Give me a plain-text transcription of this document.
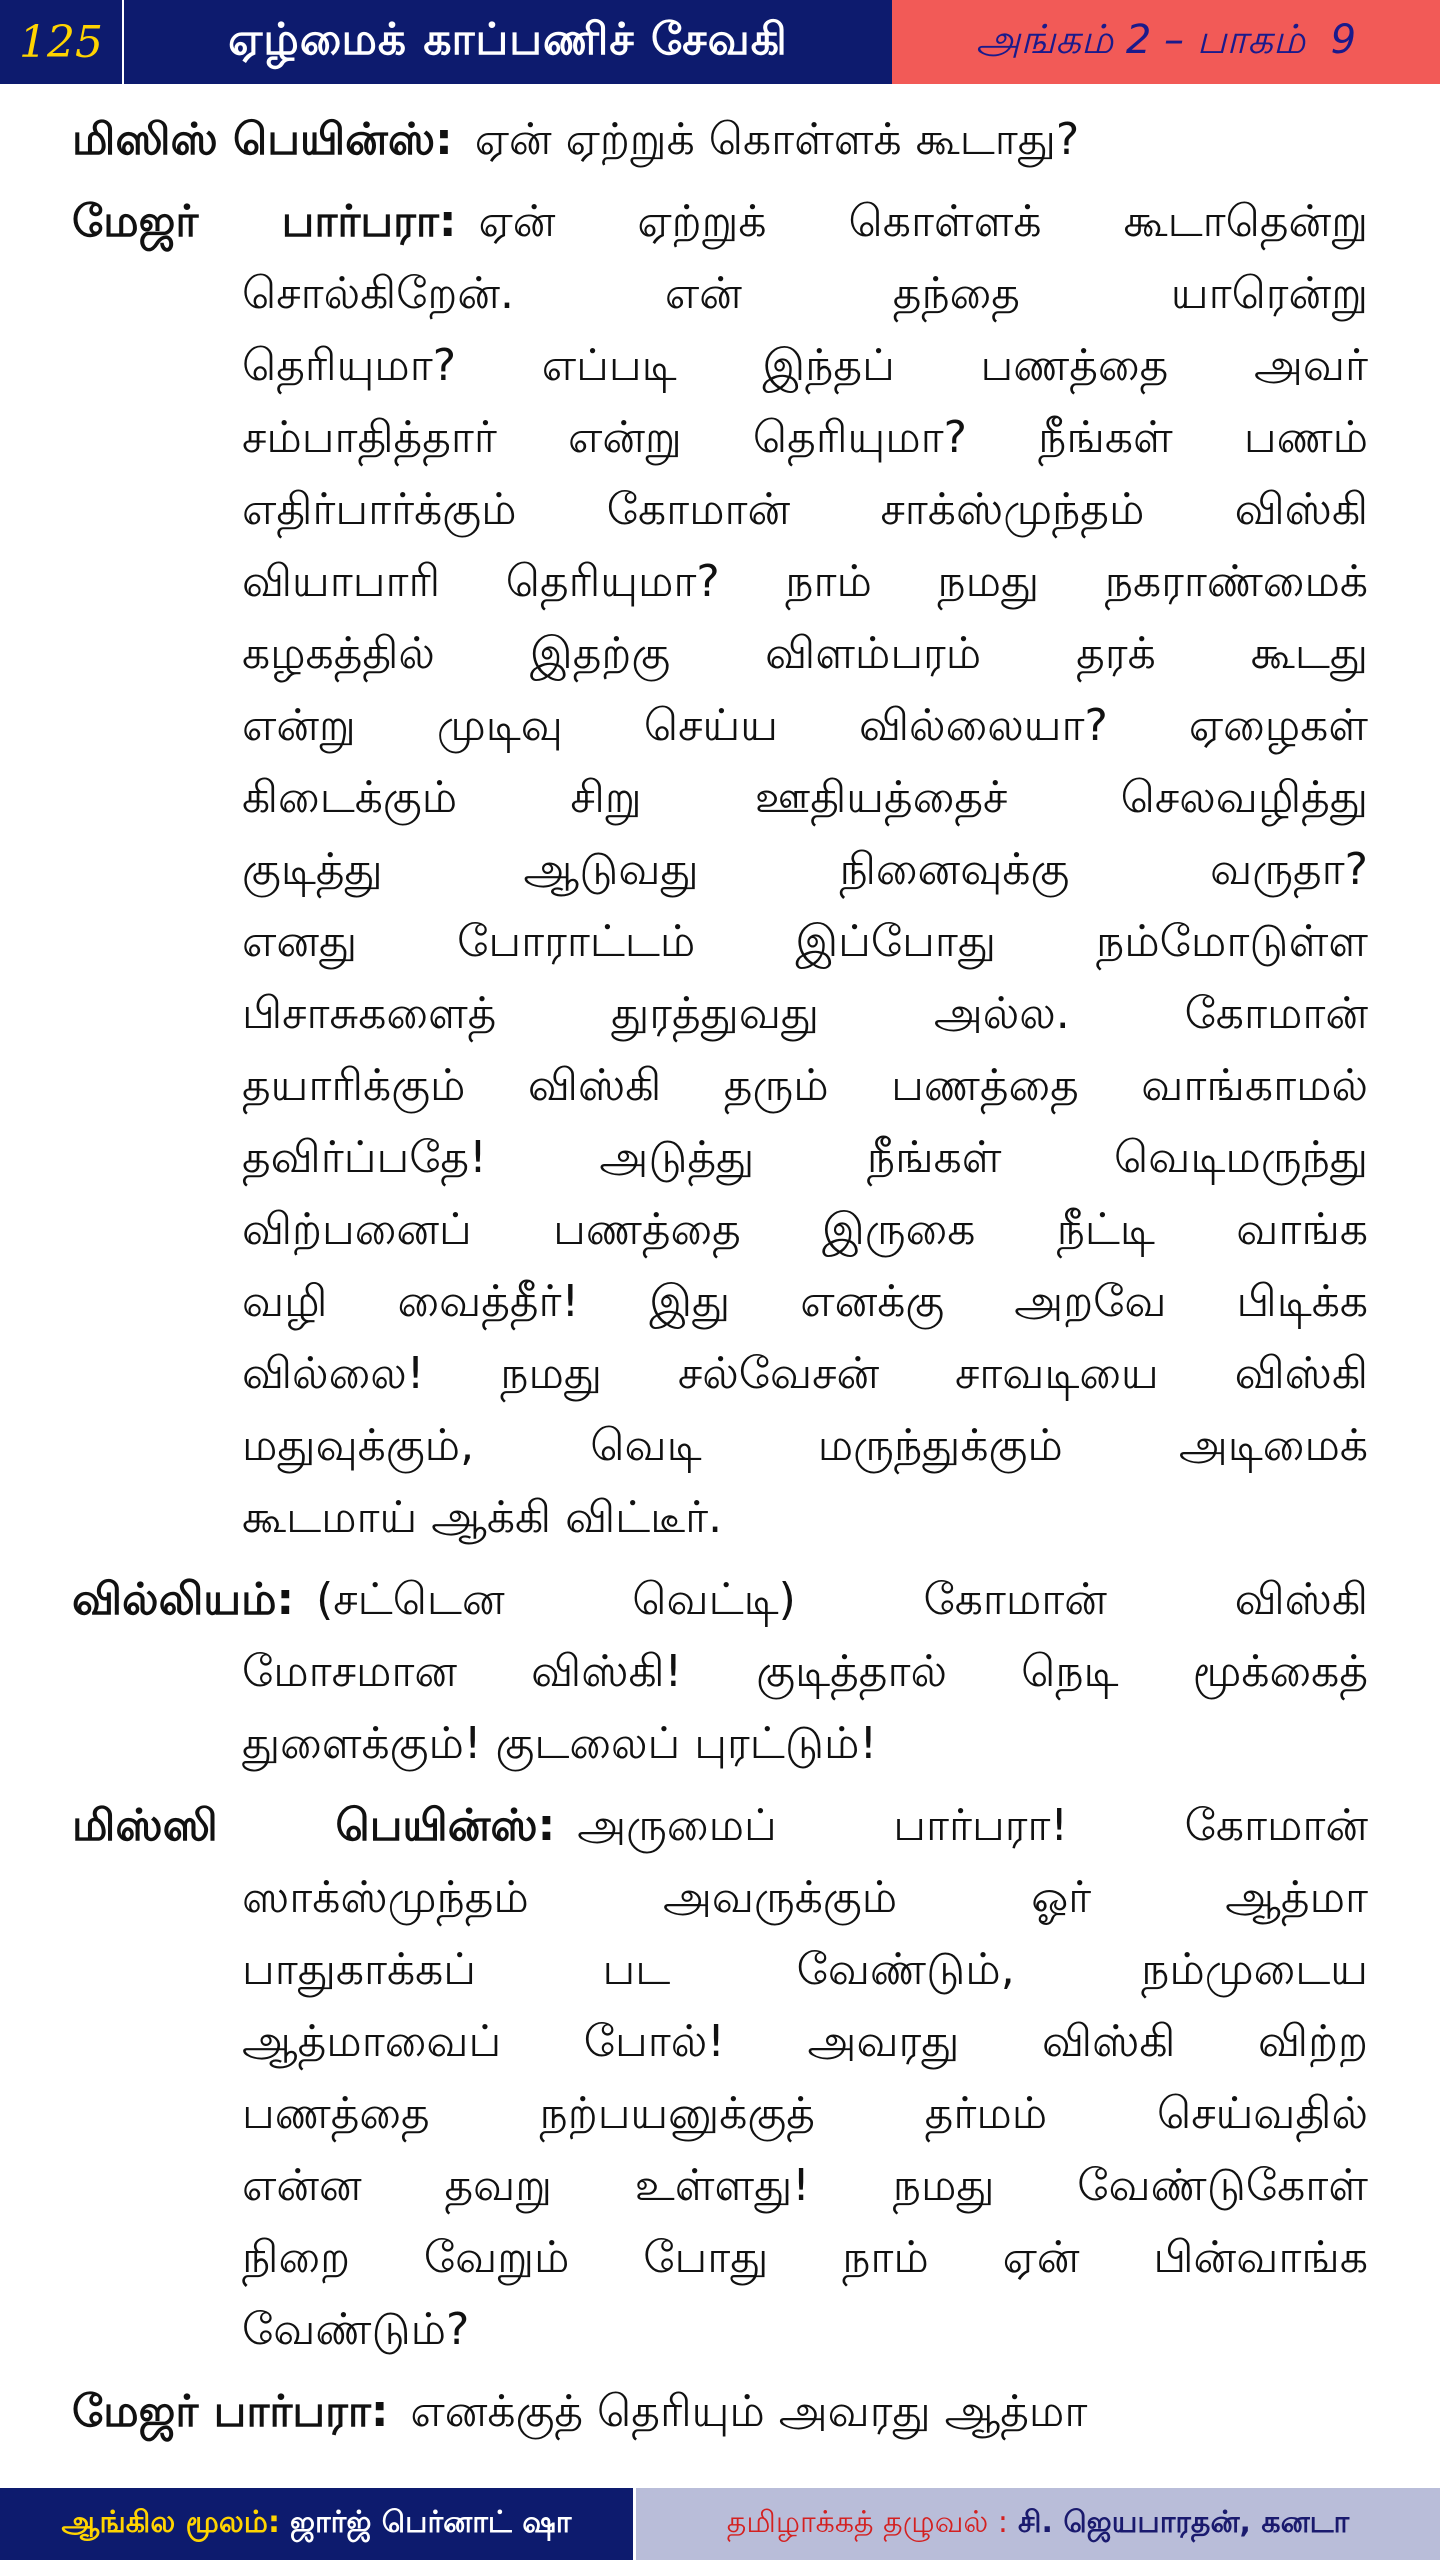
125	ஏழ்மைக் காப்பணிச் சேவகி	அங்கம் 2 – பாகம்  9
மிஸிஸ் பெயின்ஸ்: ஏன் ஏற்றுக் கொள்ளக் கூடாது?
மேஜர் பார்பரா: ஏன் ஏற்றுக் கொள்ளக் கூடாதென்று
சொல்கிறேன். என் தந்தை யாரென்று
தெரியுமா? எப்படி இந்தப் பணத்தை அவர்
சம்பாதித்தார் என்று தெரியுமா? நீங்கள் பணம்
எதிர்பார்க்கும் கோமான் சாக்ஸ்முந்தம் விஸ்கி
வியாபாரி தெரியுமா? நாம் நமது நகராண்மைக்
கழகத்தில் இதற்கு விளம்பரம் தரக் கூடது
என்று முடிவு செய்ய வில்லையா? ஏழைகள்
கிடைக்கும் சிறு ஊதியத்தைச் செலவழித்து
குடித்து ஆடுவது நினைவுக்கு வருதா?
எனது போராட்டம் இப்போது நம்மோடுள்ள
பிசாசுகளைத் துரத்துவது அல்ல. கோமான்
தயாரிக்கும் விஸ்கி தரும் பணத்தை வாங்காமல்
தவிர்ப்பதே! அடுத்து நீங்கள் வெடிமருந்து
விற்பனைப் பணத்தை இருகை நீட்டி வாங்க
வழி வைத்தீர்! இது எனக்கு அறவே பிடிக்க
வில்லை! நமது சல்வேசன் சாவடியை விஸ்கி
மதுவுக்கும், வெடி மருந்துக்கும் அடிமைக்
கூடமாய் ஆக்கி விட்டீர்.
வில்லியம்: (சட்டென வெட்டி) கோமான் விஸ்கி
மோசமான விஸ்கி! குடித்தால் நெடி மூக்கைத்
துளைக்கும்! குடலைப் புரட்டும்!
மிஸ்ஸி பெயின்ஸ்: அருமைப் பார்பரா! கோமான்
ஸாக்ஸ்முந்தம் அவருக்கும் ஓர் ஆத்மா
பாதுகாக்கப் பட வேண்டும், நம்முடைய
ஆத்மாவைப் போல்! அவரது விஸ்கி விற்ற
பணத்தை நற்பயனுக்குத் தர்மம் செய்வதில்
என்ன தவறு உள்ளது! நமது வேண்டுகோள்
நிறை வேறும் போது நாம் ஏன் பின்வாங்க
வேண்டும்?
மேஜர் பார்பரா: எனக்குத் தெரியும் அவரது ஆத்மா
ஆங்கில மூலம்: ஜார்ஜ் பெர்னாட் ஷா	தமிழாக்கத் தழுவல் : சி. ஜெயபாரதன், கனடா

◇ ◇ ◇ ◇ ◇ ◇ ◇

> _Given problem_:
Using the records above, pull out each line where the word "அவரத" occurs.

> _Task answer_:
ஆத்மாவைப் போல்! அவரது விஸ்கி விற்ற
மேஜர் பார்பரா: எனக்குத் தெரியும் அவரது ஆத்மா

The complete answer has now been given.